> **Selected text**
---------------
Ambrosia


In the ancient Greek myths, ambrosia (/æmˈbrziə, -ʒə/, Ancient Greek: ἀμβροσία 'immortality'), the food or drink of the Greek gods,[1] is often depicted as conferring longevity or immortality upon whoever consumed it.[2] It was brought to the gods in Olympus by doves and served either by Hebe or by Ganymede at the heavenly feast.[3][4]

Ancient art sometimes depicted ambrosia as distributed by the nymph named Ambrosia - a nurse of Dionysus.[5]

Ambrosia is very closely related to the gods' other form of sustenance, nectar. The two terms may not have originally been distinguished;[6] though in Homer's poems nectar is usually the drink and ambrosia the food of the gods; it was with ambrosia that Hera "cleansed all defilement from her lovely flesh",[7] and with ambrosia Athena prepared Penelope in her sleep,[8] so that when she appeared for the final time before her suitors, the effects of years had been stripped away, and they were inflamed with passion at the sight of her. On the other hand, in Alcman,[9] nectar is the food, and in Sappho[10] and Anaxandrides, ambrosia is the drink.[11] A character in Aristophanes' Knights says, "I dreamed the goddess poured ambrosia over your head—out of a ladle." Both descriptions could be correct, as ambrosia could be a liquid considered a food (such as honey).
---------------
> **Bounding box prediction data**
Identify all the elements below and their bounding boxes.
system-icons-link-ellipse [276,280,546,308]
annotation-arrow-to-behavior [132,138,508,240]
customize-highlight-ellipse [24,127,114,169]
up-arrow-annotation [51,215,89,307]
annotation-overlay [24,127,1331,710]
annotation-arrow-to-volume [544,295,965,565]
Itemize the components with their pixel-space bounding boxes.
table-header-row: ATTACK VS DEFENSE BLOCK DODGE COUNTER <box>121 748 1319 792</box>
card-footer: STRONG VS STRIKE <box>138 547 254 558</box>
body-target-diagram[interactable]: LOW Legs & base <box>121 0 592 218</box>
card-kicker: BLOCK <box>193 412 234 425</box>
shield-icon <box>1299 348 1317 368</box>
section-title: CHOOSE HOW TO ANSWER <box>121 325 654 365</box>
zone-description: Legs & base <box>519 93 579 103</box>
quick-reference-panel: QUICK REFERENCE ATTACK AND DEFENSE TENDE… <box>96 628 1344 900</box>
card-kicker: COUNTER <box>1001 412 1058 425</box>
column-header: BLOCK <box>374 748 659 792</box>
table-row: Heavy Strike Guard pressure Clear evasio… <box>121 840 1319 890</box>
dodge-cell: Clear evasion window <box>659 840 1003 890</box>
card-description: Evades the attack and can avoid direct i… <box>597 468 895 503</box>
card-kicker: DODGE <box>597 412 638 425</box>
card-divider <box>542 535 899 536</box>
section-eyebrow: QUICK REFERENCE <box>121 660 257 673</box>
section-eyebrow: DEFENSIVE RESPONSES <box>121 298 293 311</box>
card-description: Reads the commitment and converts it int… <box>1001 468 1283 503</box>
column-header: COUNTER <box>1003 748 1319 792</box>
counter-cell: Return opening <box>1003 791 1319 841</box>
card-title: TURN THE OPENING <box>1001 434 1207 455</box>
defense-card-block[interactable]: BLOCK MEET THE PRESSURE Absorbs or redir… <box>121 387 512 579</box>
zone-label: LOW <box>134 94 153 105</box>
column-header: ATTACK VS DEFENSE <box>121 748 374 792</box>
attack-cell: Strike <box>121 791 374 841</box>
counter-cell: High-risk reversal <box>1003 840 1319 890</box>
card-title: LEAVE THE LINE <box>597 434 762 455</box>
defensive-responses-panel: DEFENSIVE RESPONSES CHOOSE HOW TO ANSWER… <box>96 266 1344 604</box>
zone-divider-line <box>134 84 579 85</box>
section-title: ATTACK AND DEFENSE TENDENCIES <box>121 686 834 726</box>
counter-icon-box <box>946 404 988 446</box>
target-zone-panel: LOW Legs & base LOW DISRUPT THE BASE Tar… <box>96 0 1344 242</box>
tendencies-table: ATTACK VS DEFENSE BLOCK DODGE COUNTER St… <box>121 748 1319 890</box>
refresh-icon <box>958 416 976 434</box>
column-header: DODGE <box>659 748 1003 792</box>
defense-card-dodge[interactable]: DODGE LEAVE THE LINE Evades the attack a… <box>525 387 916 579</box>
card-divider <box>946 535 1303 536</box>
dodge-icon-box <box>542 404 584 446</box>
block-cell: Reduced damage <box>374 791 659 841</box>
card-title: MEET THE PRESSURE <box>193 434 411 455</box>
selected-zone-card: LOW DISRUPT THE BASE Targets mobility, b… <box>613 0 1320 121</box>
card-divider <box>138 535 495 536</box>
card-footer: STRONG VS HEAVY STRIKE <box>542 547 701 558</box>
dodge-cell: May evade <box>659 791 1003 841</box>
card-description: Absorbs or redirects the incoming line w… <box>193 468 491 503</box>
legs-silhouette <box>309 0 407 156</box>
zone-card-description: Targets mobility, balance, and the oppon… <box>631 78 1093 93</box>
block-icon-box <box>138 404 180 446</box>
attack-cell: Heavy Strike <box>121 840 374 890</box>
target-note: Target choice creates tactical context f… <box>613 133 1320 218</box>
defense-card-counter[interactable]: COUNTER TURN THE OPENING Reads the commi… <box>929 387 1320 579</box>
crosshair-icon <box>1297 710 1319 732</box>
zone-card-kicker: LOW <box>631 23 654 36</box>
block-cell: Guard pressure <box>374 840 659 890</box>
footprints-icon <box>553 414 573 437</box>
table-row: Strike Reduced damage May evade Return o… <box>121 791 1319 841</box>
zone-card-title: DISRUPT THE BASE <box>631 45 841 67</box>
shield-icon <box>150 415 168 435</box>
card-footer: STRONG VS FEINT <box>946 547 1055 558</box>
---------------
> **Task directions**
Write out the entire ambrosia text word for word. The rows have no role in this.

> **Task answer**
Ambrosia


In the ancient Greek myths, ambrosia (/æmˈbrziə, -ʒə/, Ancient Greek: ἀμβροσία 'immortality'), the food or drink of the Greek gods,[1] is often depicted as conferring longevity or immortality upon whoever consumed it.[2] It was brought to the gods in Olympus by doves and served either by Hebe or by Ganymede at the heavenly feast.[3][4]

Ancient art sometimes depicted ambrosia as distributed by the nymph named Ambrosia - a nurse of Dionysus.[5]

Ambrosia is very closely related to the gods' other form of sustenance, nectar. The two terms may not have originally been distinguished;[6] though in Homer's poems nectar is usually the drink and ambrosia the food of the gods; it was with ambrosia that Hera "cleansed all defilement from her lovely flesh",[7] and with ambrosia Athena prepared Penelope in her sleep,[8] so that when she appeared for the final time before her suitors, the effects of years had been stripped away, and they were inflamed with passion at the sight of her. On the other hand, in Alcman,[9] nectar is the food, and in Sappho[10] and Anaxandrides, ambrosia is the drink.[11] A character in Aristophanes' Knights says, "I dreamed the goddess poured ambrosia over your head—out of a ladle." Both descriptions could be correct, as ambrosia could be a liquid considered a food (such as honey).